### TASK REQUIREMENTS
Pictures in the data below are not part of the copy; transcribe everything else exactly.

### DATA PROVIDED
────

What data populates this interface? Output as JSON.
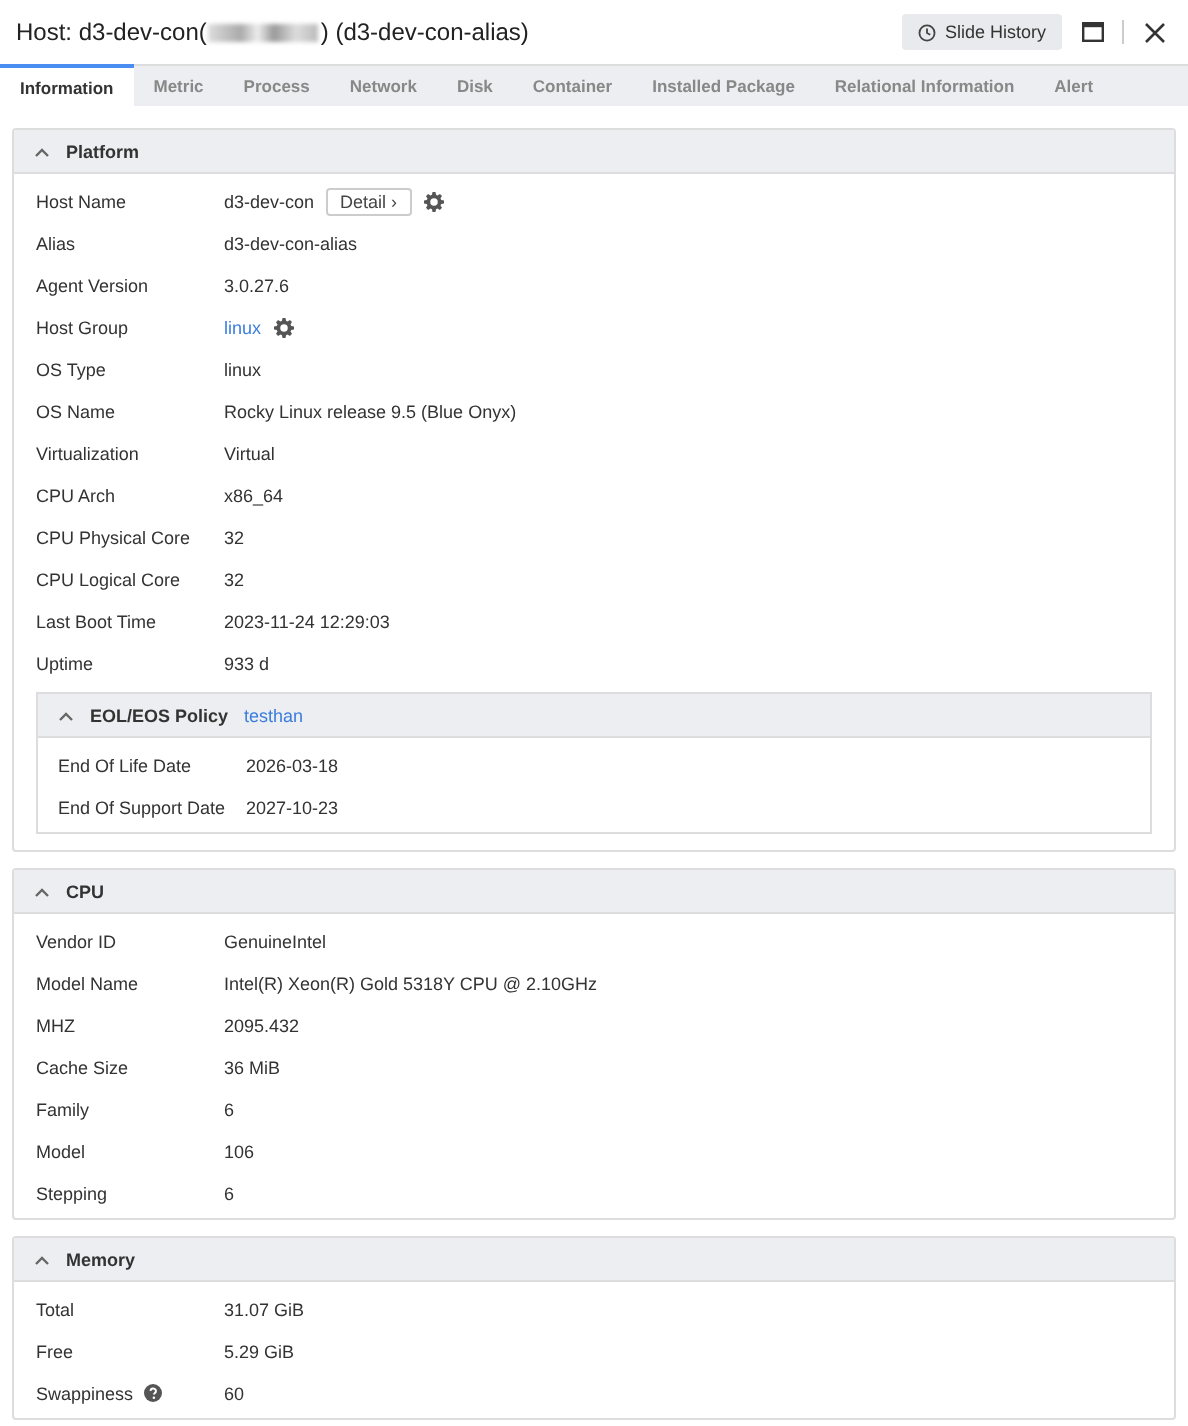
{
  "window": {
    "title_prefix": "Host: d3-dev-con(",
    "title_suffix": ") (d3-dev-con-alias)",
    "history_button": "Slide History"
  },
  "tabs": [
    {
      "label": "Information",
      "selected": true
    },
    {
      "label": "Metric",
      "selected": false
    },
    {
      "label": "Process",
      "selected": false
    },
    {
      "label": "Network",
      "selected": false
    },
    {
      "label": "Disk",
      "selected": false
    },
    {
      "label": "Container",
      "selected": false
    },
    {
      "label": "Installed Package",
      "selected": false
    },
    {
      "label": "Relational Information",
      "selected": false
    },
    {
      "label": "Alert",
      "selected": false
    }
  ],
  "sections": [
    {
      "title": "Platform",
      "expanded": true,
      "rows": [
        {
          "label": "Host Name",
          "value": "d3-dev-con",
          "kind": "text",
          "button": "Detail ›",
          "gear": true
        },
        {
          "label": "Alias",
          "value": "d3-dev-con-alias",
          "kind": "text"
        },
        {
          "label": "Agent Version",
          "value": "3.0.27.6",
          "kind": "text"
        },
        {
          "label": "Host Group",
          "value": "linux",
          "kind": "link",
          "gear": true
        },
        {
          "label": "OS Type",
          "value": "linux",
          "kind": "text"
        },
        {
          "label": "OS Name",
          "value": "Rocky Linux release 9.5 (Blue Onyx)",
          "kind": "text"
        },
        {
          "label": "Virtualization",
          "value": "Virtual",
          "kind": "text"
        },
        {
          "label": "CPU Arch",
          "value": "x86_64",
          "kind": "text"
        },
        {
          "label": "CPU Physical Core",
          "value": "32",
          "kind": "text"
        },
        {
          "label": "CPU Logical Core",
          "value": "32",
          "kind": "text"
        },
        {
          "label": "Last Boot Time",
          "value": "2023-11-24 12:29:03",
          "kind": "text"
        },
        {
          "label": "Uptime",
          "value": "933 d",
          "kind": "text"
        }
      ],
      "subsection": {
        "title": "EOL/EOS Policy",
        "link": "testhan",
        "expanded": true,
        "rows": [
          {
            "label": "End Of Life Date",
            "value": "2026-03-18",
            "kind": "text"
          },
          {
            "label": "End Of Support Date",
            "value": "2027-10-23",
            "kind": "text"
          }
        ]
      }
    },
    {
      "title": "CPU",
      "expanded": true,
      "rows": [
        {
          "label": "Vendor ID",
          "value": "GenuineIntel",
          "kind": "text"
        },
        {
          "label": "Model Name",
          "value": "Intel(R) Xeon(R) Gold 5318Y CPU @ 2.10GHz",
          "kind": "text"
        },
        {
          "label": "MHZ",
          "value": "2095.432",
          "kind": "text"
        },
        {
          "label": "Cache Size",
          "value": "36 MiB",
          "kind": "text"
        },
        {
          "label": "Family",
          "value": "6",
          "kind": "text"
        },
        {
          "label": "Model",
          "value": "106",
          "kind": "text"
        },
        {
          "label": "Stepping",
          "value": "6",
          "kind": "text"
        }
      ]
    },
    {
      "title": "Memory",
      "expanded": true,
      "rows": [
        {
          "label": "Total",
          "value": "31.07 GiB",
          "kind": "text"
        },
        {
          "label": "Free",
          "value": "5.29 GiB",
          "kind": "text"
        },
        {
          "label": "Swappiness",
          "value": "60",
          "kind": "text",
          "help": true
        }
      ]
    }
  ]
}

────

### RESPONSE TO THIS EXERCISE
What data populates this interface? Output as JSON.
{
  "window": {
    "title_prefix": "Host: d3-dev-con(",
    "title_suffix": ") (d3-dev-con-alias)",
    "history_button": "Slide History"
  },
  "tabs": [
    {
      "label": "Information",
      "selected": true
    },
    {
      "label": "Metric",
      "selected": false
    },
    {
      "label": "Process",
      "selected": false
    },
    {
      "label": "Network",
      "selected": false
    },
    {
      "label": "Disk",
      "selected": false
    },
    {
      "label": "Container",
      "selected": false
    },
    {
      "label": "Installed Package",
      "selected": false
    },
    {
      "label": "Relational Information",
      "selected": false
    },
    {
      "label": "Alert",
      "selected": false
    }
  ],
  "sections": [
    {
      "title": "Platform",
      "expanded": true,
      "rows": [
        {
          "label": "Host Name",
          "value": "d3-dev-con",
          "kind": "text",
          "button": "Detail ›",
          "gear": true
        },
        {
          "label": "Alias",
          "value": "d3-dev-con-alias",
          "kind": "text"
        },
        {
          "label": "Agent Version",
          "value": "3.0.27.6",
          "kind": "text"
        },
        {
          "label": "Host Group",
          "value": "linux",
          "kind": "link",
          "gear": true
        },
        {
          "label": "OS Type",
          "value": "linux",
          "kind": "text"
        },
        {
          "label": "OS Name",
          "value": "Rocky Linux release 9.5 (Blue Onyx)",
          "kind": "text"
        },
        {
          "label": "Virtualization",
          "value": "Virtual",
          "kind": "text"
        },
        {
          "label": "CPU Arch",
          "value": "x86_64",
          "kind": "text"
        },
        {
          "label": "CPU Physical Core",
          "value": "32",
          "kind": "text"
        },
        {
          "label": "CPU Logical Core",
          "value": "32",
          "kind": "text"
        },
        {
          "label": "Last Boot Time",
          "value": "2023-11-24 12:29:03",
          "kind": "text"
        },
        {
          "label": "Uptime",
          "value": "933 d",
          "kind": "text"
        }
      ],
      "subsection": {
        "title": "EOL/EOS Policy",
        "link": "testhan",
        "expanded": true,
        "rows": [
          {
            "label": "End Of Life Date",
            "value": "2026-03-18",
            "kind": "text"
          },
          {
            "label": "End Of Support Date",
            "value": "2027-10-23",
            "kind": "text"
          }
        ]
      }
    },
    {
      "title": "CPU",
      "expanded": true,
      "rows": [
        {
          "label": "Vendor ID",
          "value": "GenuineIntel",
          "kind": "text"
        },
        {
          "label": "Model Name",
          "value": "Intel(R) Xeon(R) Gold 5318Y CPU @ 2.10GHz",
          "kind": "text"
        },
        {
          "label": "MHZ",
          "value": "2095.432",
          "kind": "text"
        },
        {
          "label": "Cache Size",
          "value": "36 MiB",
          "kind": "text"
        },
        {
          "label": "Family",
          "value": "6",
          "kind": "text"
        },
        {
          "label": "Model",
          "value": "106",
          "kind": "text"
        },
        {
          "label": "Stepping",
          "value": "6",
          "kind": "text"
        }
      ]
    },
    {
      "title": "Memory",
      "expanded": true,
      "rows": [
        {
          "label": "Total",
          "value": "31.07 GiB",
          "kind": "text"
        },
        {
          "label": "Free",
          "value": "5.29 GiB",
          "kind": "text"
        },
        {
          "label": "Swappiness",
          "value": "60",
          "kind": "text",
          "help": true
        }
      ]
    }
  ]
}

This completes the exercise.